----- Task material
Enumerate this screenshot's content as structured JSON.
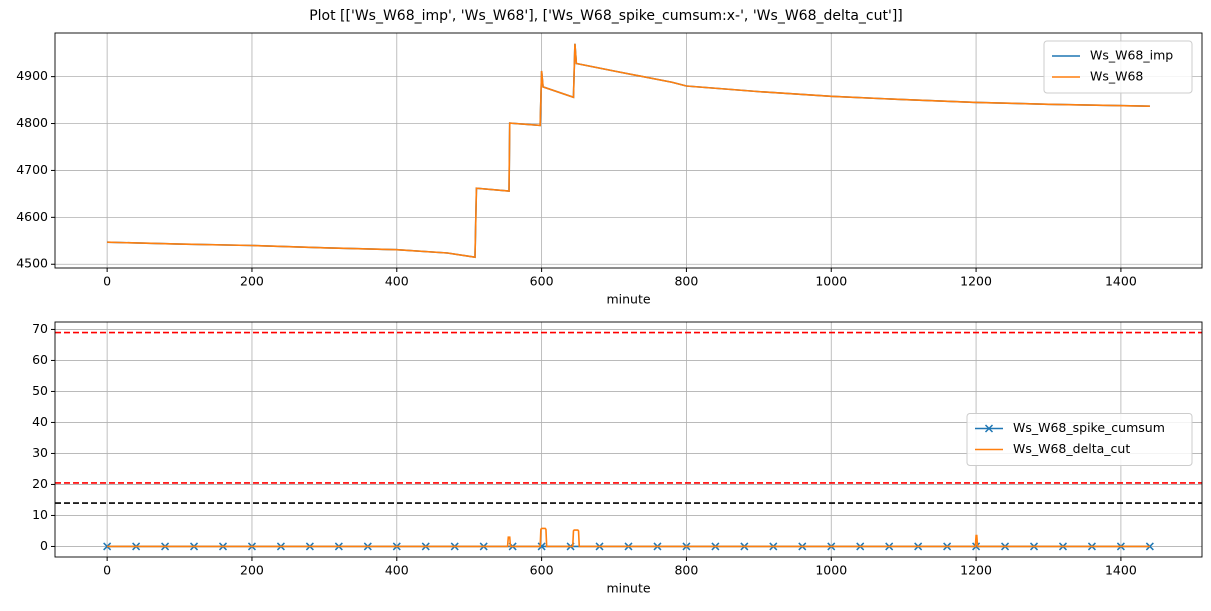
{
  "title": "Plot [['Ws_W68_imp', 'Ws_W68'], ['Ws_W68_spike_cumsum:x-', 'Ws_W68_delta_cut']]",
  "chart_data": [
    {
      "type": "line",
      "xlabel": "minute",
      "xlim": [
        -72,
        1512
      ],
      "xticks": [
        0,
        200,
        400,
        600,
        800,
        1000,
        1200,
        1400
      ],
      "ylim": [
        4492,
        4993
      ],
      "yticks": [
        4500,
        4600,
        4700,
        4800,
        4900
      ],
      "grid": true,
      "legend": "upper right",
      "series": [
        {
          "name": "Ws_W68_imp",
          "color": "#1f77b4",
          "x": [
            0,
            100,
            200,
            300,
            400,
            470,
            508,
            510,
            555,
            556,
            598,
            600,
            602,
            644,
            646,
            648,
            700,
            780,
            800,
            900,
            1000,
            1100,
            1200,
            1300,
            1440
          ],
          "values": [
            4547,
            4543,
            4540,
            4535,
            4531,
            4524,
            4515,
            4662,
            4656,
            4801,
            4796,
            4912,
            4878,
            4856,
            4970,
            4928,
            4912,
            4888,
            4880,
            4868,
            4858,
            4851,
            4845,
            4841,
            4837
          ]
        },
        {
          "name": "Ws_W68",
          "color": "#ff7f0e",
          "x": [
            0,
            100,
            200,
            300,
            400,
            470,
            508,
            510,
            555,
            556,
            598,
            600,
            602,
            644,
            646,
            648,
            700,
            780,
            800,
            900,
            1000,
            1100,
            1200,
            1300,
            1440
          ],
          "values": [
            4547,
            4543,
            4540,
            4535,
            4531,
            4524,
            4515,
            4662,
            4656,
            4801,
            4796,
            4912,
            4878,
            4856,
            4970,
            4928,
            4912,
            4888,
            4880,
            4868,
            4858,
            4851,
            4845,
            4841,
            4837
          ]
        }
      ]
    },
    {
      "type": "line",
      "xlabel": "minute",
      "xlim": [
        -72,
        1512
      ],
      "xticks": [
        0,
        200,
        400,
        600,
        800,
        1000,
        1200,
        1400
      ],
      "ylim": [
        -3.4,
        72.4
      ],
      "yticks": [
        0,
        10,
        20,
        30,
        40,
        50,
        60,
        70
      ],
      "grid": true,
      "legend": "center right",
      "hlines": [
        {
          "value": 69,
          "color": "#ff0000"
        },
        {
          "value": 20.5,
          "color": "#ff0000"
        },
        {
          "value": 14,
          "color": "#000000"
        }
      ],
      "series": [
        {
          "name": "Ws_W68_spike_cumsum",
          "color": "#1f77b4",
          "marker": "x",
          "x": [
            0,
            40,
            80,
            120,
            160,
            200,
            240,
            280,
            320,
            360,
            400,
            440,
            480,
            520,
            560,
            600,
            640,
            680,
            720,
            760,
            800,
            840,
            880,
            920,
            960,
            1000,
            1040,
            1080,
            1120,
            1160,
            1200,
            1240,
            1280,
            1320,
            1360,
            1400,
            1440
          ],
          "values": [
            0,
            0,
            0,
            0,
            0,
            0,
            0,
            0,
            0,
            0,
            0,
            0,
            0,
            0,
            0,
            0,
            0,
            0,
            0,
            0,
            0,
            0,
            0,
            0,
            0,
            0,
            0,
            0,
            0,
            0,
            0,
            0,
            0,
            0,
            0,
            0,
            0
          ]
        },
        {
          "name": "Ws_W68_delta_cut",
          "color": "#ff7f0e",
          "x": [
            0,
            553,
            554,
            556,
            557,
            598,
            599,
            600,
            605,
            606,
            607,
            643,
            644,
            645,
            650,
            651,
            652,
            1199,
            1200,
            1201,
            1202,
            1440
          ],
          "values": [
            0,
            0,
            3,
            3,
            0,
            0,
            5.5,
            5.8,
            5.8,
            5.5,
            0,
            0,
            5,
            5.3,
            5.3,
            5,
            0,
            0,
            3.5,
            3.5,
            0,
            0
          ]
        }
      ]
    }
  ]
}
----------
----- Task material
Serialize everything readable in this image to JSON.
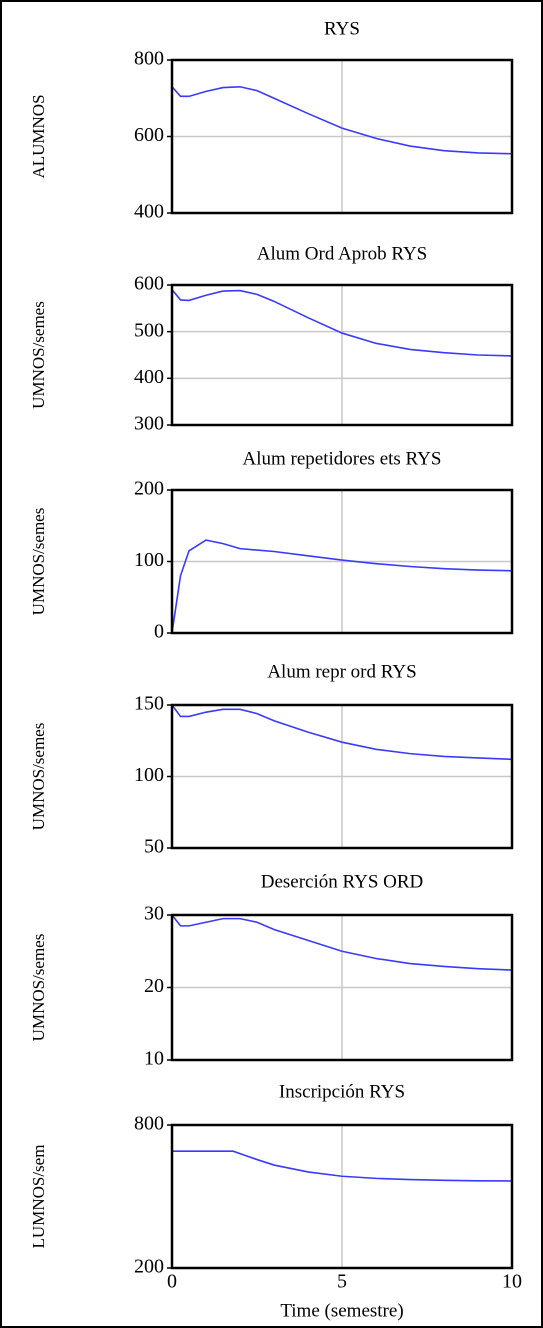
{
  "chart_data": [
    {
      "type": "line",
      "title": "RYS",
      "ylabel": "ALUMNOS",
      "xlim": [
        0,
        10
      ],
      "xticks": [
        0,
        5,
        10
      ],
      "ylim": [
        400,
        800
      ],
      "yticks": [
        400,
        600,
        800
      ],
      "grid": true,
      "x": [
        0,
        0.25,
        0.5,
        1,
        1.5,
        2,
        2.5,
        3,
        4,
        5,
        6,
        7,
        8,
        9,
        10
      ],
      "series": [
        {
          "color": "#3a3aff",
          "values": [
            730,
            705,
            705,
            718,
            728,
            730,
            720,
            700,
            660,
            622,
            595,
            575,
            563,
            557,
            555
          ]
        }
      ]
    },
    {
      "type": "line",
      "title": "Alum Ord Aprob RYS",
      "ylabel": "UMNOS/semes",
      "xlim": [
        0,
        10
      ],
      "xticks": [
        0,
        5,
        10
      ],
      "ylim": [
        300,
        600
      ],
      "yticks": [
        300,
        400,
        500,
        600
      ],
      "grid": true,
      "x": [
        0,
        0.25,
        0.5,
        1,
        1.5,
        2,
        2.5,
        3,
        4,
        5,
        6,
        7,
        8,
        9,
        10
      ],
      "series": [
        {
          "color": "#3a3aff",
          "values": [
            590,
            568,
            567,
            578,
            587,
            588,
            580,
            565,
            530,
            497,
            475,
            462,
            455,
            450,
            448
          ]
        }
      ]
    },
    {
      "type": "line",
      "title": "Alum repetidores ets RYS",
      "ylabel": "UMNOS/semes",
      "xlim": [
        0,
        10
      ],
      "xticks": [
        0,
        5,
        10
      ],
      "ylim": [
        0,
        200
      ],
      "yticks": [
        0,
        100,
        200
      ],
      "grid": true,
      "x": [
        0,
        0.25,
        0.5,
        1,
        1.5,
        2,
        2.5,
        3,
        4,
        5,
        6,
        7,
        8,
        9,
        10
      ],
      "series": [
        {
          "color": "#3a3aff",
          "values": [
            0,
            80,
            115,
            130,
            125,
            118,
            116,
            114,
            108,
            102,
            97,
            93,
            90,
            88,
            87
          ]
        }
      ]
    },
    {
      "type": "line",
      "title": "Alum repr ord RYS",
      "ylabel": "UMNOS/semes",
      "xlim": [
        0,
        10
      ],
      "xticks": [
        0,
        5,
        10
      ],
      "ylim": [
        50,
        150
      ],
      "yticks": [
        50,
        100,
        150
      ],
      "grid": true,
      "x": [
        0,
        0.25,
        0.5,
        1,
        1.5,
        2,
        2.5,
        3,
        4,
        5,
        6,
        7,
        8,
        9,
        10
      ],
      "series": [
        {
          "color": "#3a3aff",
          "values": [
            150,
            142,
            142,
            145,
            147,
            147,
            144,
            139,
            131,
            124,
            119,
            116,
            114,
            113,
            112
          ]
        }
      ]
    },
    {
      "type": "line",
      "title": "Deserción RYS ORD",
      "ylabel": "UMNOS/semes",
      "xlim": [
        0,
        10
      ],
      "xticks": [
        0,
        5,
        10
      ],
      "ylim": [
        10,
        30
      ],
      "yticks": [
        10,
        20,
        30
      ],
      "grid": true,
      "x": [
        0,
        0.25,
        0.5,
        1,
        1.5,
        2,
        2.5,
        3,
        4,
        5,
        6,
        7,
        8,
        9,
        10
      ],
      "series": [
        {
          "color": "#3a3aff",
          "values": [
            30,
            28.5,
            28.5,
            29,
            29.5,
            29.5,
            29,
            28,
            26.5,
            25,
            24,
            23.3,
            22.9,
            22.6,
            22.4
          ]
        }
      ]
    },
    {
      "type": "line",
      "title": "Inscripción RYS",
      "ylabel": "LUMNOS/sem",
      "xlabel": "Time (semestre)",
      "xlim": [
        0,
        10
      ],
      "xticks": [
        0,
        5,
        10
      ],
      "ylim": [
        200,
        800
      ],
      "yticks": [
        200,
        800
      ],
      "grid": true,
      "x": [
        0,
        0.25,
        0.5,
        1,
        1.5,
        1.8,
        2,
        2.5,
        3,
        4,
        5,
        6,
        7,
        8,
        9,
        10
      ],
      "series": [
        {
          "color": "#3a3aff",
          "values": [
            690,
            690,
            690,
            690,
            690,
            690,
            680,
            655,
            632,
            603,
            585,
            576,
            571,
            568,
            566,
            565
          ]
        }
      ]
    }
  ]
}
----------
----- Task material
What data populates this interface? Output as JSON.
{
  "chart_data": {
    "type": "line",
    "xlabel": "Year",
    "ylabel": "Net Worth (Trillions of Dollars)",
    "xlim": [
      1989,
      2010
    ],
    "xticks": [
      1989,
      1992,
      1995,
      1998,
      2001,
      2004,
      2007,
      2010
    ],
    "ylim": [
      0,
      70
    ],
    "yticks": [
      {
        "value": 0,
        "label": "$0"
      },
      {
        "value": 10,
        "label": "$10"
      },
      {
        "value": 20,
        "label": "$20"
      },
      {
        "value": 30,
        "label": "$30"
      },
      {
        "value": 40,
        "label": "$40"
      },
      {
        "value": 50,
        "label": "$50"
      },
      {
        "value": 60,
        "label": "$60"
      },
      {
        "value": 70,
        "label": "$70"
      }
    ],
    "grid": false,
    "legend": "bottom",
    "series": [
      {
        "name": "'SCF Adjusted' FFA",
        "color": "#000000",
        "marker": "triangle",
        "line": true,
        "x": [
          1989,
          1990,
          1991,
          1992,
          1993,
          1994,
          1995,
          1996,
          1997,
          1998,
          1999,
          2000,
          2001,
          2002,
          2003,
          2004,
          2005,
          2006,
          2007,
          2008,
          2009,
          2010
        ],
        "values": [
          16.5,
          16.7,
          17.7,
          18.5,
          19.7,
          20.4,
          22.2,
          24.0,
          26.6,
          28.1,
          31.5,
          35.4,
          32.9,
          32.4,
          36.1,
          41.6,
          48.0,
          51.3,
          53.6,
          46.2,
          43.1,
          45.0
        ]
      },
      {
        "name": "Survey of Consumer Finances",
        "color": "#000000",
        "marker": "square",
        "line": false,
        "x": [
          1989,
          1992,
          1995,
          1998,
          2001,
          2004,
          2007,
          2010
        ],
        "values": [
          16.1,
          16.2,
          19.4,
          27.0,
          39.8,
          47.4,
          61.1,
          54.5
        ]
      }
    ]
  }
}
----------
Task: Look through the material above and work out how many of its lines contain "legend". State the number only.

Answer to the task: 3